* [Written problem]:
Copy each line below without leaving any out.

* [Input for this task]:
○ ○ ○ ○ ○
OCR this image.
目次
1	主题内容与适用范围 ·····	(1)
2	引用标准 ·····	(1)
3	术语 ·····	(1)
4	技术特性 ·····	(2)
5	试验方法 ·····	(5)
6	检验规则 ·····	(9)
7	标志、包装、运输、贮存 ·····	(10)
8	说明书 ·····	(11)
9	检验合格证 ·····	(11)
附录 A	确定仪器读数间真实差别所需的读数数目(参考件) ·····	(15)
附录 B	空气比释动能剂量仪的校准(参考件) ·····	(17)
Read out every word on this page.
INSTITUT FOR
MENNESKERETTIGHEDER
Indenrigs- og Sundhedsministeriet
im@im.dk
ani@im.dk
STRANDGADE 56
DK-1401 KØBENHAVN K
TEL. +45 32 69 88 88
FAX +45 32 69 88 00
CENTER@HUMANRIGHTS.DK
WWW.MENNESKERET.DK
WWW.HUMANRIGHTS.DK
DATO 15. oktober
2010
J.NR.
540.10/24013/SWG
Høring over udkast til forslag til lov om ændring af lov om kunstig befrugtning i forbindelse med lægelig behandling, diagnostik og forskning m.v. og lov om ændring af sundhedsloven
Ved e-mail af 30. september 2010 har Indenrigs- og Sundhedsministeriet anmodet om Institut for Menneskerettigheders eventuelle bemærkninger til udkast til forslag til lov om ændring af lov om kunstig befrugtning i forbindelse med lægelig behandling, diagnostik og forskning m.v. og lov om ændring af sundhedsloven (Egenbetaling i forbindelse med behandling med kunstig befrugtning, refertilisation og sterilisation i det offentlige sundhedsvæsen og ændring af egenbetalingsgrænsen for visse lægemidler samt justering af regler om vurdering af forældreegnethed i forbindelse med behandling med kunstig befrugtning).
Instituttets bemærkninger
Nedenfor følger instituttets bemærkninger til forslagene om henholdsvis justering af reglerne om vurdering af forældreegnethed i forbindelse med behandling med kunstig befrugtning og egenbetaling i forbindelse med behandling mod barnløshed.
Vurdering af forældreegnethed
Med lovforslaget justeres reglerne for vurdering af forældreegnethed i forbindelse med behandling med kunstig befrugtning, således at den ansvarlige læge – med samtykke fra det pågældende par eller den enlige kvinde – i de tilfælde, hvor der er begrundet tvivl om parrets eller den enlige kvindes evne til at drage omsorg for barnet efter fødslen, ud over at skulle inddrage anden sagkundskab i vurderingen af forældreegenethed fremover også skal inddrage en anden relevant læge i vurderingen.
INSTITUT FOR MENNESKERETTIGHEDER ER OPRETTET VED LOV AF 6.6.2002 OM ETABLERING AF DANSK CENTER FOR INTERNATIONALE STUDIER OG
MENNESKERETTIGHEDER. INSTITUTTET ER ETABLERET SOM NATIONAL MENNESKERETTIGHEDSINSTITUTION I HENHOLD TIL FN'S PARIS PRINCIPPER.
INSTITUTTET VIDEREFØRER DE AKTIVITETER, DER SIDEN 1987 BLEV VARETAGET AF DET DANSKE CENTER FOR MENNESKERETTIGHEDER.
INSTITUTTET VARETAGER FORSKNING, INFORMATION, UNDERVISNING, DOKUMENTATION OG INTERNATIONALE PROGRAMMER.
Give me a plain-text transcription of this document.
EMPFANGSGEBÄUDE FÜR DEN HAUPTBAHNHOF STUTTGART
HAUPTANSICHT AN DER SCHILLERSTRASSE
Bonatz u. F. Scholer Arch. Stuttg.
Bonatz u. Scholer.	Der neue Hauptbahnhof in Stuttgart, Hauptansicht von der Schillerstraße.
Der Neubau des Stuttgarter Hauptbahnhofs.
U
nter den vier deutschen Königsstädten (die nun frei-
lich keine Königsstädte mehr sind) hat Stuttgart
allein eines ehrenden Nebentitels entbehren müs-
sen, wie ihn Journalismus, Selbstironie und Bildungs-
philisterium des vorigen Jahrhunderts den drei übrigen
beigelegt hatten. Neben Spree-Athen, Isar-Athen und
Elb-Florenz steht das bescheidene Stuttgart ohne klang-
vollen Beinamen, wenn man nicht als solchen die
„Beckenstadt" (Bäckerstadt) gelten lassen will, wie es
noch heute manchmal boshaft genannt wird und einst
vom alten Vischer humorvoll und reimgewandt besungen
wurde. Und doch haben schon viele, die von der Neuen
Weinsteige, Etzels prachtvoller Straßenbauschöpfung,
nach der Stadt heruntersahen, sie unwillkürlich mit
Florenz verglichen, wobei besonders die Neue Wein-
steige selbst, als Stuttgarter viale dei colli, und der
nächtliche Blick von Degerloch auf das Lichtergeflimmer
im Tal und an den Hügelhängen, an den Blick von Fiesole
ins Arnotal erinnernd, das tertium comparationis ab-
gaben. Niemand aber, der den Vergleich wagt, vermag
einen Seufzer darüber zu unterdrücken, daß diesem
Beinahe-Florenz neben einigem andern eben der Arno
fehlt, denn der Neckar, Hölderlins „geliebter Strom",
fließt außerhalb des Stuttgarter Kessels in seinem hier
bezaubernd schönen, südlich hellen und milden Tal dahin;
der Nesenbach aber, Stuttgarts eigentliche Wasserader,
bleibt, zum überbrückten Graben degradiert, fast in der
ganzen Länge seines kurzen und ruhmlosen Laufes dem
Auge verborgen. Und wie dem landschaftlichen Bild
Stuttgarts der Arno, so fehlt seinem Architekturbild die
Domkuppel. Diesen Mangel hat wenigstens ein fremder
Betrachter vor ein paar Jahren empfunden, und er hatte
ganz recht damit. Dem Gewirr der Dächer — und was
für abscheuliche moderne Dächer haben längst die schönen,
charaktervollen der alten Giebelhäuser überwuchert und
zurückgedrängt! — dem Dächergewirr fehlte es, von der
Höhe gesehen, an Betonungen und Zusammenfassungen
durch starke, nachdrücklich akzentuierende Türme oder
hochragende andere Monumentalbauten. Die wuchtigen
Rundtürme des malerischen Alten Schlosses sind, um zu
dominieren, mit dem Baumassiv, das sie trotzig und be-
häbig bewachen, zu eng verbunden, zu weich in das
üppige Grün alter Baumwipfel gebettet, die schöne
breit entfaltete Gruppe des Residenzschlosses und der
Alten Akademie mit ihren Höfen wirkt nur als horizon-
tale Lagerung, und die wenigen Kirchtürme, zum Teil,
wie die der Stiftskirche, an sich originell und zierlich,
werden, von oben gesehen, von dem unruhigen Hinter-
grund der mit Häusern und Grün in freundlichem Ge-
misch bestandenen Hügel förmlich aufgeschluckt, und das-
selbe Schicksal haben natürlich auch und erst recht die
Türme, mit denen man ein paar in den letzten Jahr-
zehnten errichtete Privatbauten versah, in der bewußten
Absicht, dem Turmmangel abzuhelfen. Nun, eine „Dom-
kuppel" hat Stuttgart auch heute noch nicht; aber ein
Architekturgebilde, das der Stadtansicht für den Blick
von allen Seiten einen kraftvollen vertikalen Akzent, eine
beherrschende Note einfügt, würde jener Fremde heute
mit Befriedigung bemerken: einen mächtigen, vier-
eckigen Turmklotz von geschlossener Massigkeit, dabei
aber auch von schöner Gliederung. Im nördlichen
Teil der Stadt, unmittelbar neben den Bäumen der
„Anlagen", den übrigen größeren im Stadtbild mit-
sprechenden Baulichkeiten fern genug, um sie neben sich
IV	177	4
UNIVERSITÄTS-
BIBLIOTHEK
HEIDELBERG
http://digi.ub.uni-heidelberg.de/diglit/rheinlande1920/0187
○ ○ ○ ○ ○
* [Exercise response]:
OCR this image.
目次
1	主题内容与适用范围 ·····	(1)
2	引用标准 ·····	(1)
3	术语 ·····	(1)
4	技术特性 ·····	(2)
5	试验方法 ·····	(5)
6	检验规则 ·····	(9)
7	标志、包装、运输、贮存 ·····	(10)
8	说明书 ·····	(11)
9	检验合格证 ·····	(11)
附录 A	确定仪器读数间真实差别所需的读数数目(参考件) ·····	(15)
附录 B	空气比释动能剂量仪的校准(参考件) ·····	(17)
Read out every word on this page.
INSTITUT FOR
MENNESKERETTIGHEDER
Indenrigs- og Sundhedsministeriet
im@im.dk
ani@im.dk
STRANDGADE 56
DK-1401 KØBENHAVN K
TEL. +45 32 69 88 88
FAX +45 32 69 88 00
CENTER@HUMANRIGHTS.DK
WWW.MENNESKERET.DK
WWW.HUMANRIGHTS.DK
DATO 15. oktober
2010
J.NR.
540.10/24013/SWG
Høring over udkast til forslag til lov om ændring af lov om kunstig befrugtning i forbindelse med lægelig behandling, diagnostik og forskning m.v. og lov om ændring af sundhedsloven
Ved e-mail af 30. september 2010 har Indenrigs- og Sundhedsministeriet anmodet om Institut for Menneskerettigheders eventuelle bemærkninger til udkast til forslag til lov om ændring af lov om kunstig befrugtning i forbindelse med lægelig behandling, diagnostik og forskning m.v. og lov om ændring af sundhedsloven (Egenbetaling i forbindelse med behandling med kunstig befrugtning, refertilisation og sterilisation i det offentlige sundhedsvæsen og ændring af egenbetalingsgrænsen for visse lægemidler samt justering af regler om vurdering af forældreegnethed i forbindelse med behandling med kunstig befrugtning).
Instituttets bemærkninger
Nedenfor følger instituttets bemærkninger til forslagene om henholdsvis justering af reglerne om vurdering af forældreegnethed i forbindelse med behandling med kunstig befrugtning og egenbetaling i forbindelse med behandling mod barnløshed.
Vurdering af forældreegnethed
Med lovforslaget justeres reglerne for vurdering af forældreegnethed i forbindelse med behandling med kunstig befrugtning, således at den ansvarlige læge – med samtykke fra det pågældende par eller den enlige kvinde – i de tilfælde, hvor der er begrundet tvivl om parrets eller den enlige kvindes evne til at drage omsorg for barnet efter fødslen, ud over at skulle inddrage anden sagkundskab i vurderingen af forældreegenethed fremover også skal inddrage en anden relevant læge i vurderingen.
INSTITUT FOR MENNESKERETTIGHEDER ER OPRETTET VED LOV AF 6.6.2002 OM ETABLERING AF DANSK CENTER FOR INTERNATIONALE STUDIER OG
MENNESKERETTIGHEDER. INSTITUTTET ER ETABLERET SOM NATIONAL MENNESKERETTIGHEDSINSTITUTION I HENHOLD TIL FN'S PARIS PRINCIPPER.
INSTITUTTET VIDEREFØRER DE AKTIVITETER, DER SIDEN 1987 BLEV VARETAGET AF DET DANSKE CENTER FOR MENNESKERETTIGHEDER.
INSTITUTTET VARETAGER FORSKNING, INFORMATION, UNDERVISNING, DOKUMENTATION OG INTERNATIONALE PROGRAMMER.
Give me a plain-text transcription of this document.
EMPFANGSGEBÄUDE FÜR DEN HAUPTBAHNHOF STUTTGART
HAUPTANSICHT AN DER SCHILLERSTRASSE
Bonatz u. F. Scholer Arch. Stuttg.
Bonatz u. Scholer.	Der neue Hauptbahnhof in Stuttgart, Hauptansicht von der Schillerstraße.
Der Neubau des Stuttgarter Hauptbahnhofs.
U
nter den vier deutschen Königsstädten (die nun frei-
lich keine Königsstädte mehr sind) hat Stuttgart
allein eines ehrenden Nebentitels entbehren müs-
sen, wie ihn Journalismus, Selbstironie und Bildungs-
philisterium des vorigen Jahrhunderts den drei übrigen
beigelegt hatten. Neben Spree-Athen, Isar-Athen und
Elb-Florenz steht das bescheidene Stuttgart ohne klang-
vollen Beinamen, wenn man nicht als solchen die
„Beckenstadt" (Bäckerstadt) gelten lassen will, wie es
noch heute manchmal boshaft genannt wird und einst
vom alten Vischer humorvoll und reimgewandt besungen
wurde. Und doch haben schon viele, die von der Neuen
Weinsteige, Etzels prachtvoller Straßenbauschöpfung,
nach der Stadt heruntersahen, sie unwillkürlich mit
Florenz verglichen, wobei besonders die Neue Wein-
steige selbst, als Stuttgarter viale dei colli, und der
nächtliche Blick von Degerloch auf das Lichtergeflimmer
im Tal und an den Hügelhängen, an den Blick von Fiesole
ins Arnotal erinnernd, das tertium comparationis ab-
gaben. Niemand aber, der den Vergleich wagt, vermag
einen Seufzer darüber zu unterdrücken, daß diesem
Beinahe-Florenz neben einigem andern eben der Arno
fehlt, denn der Neckar, Hölderlins „geliebter Strom",
fließt außerhalb des Stuttgarter Kessels in seinem hier
bezaubernd schönen, südlich hellen und milden Tal dahin;
der Nesenbach aber, Stuttgarts eigentliche Wasserader,
bleibt, zum überbrückten Graben degradiert, fast in der
ganzen Länge seines kurzen und ruhmlosen Laufes dem
Auge verborgen. Und wie dem landschaftlichen Bild
Stuttgarts der Arno, so fehlt seinem Architekturbild die
Domkuppel. Diesen Mangel hat wenigstens ein fremder
Betrachter vor ein paar Jahren empfunden, und er hatte
ganz recht damit. Dem Gewirr der Dächer — und was
für abscheuliche moderne Dächer haben längst die schönen,
charaktervollen der alten Giebelhäuser überwuchert und
zurückgedrängt! — dem Dächergewirr fehlte es, von der
Höhe gesehen, an Betonungen und Zusammenfassungen
durch starke, nachdrücklich akzentuierende Türme oder
hochragende andere Monumentalbauten. Die wuchtigen
Rundtürme des malerischen Alten Schlosses sind, um zu
dominieren, mit dem Baumassiv, das sie trotzig und be-
häbig bewachen, zu eng verbunden, zu weich in das
üppige Grün alter Baumwipfel gebettet, die schöne
breit entfaltete Gruppe des Residenzschlosses und der
Alten Akademie mit ihren Höfen wirkt nur als horizon-
tale Lagerung, und die wenigen Kirchtürme, zum Teil,
wie die der Stiftskirche, an sich originell und zierlich,
werden, von oben gesehen, von dem unruhigen Hinter-
grund der mit Häusern und Grün in freundlichem Ge-
misch bestandenen Hügel förmlich aufgeschluckt, und das-
selbe Schicksal haben natürlich auch und erst recht die
Türme, mit denen man ein paar in den letzten Jahr-
zehnten errichtete Privatbauten versah, in der bewußten
Absicht, dem Turmmangel abzuhelfen. Nun, eine „Dom-
kuppel" hat Stuttgart auch heute noch nicht; aber ein
Architekturgebilde, das der Stadtansicht für den Blick
von allen Seiten einen kraftvollen vertikalen Akzent, eine
beherrschende Note einfügt, würde jener Fremde heute
mit Befriedigung bemerken: einen mächtigen, vier-
eckigen Turmklotz von geschlossener Massigkeit, dabei
aber auch von schöner Gliederung. Im nördlichen
Teil der Stadt, unmittelbar neben den Bäumen der
„Anlagen", den übrigen größeren im Stadtbild mit-
sprechenden Baulichkeiten fern genug, um sie neben sich
IV	177	4
UNIVERSITÄTS-
BIBLIOTHEK
HEIDELBERG
http://digi.ub.uni-heidelberg.de/diglit/rheinlande1920/0187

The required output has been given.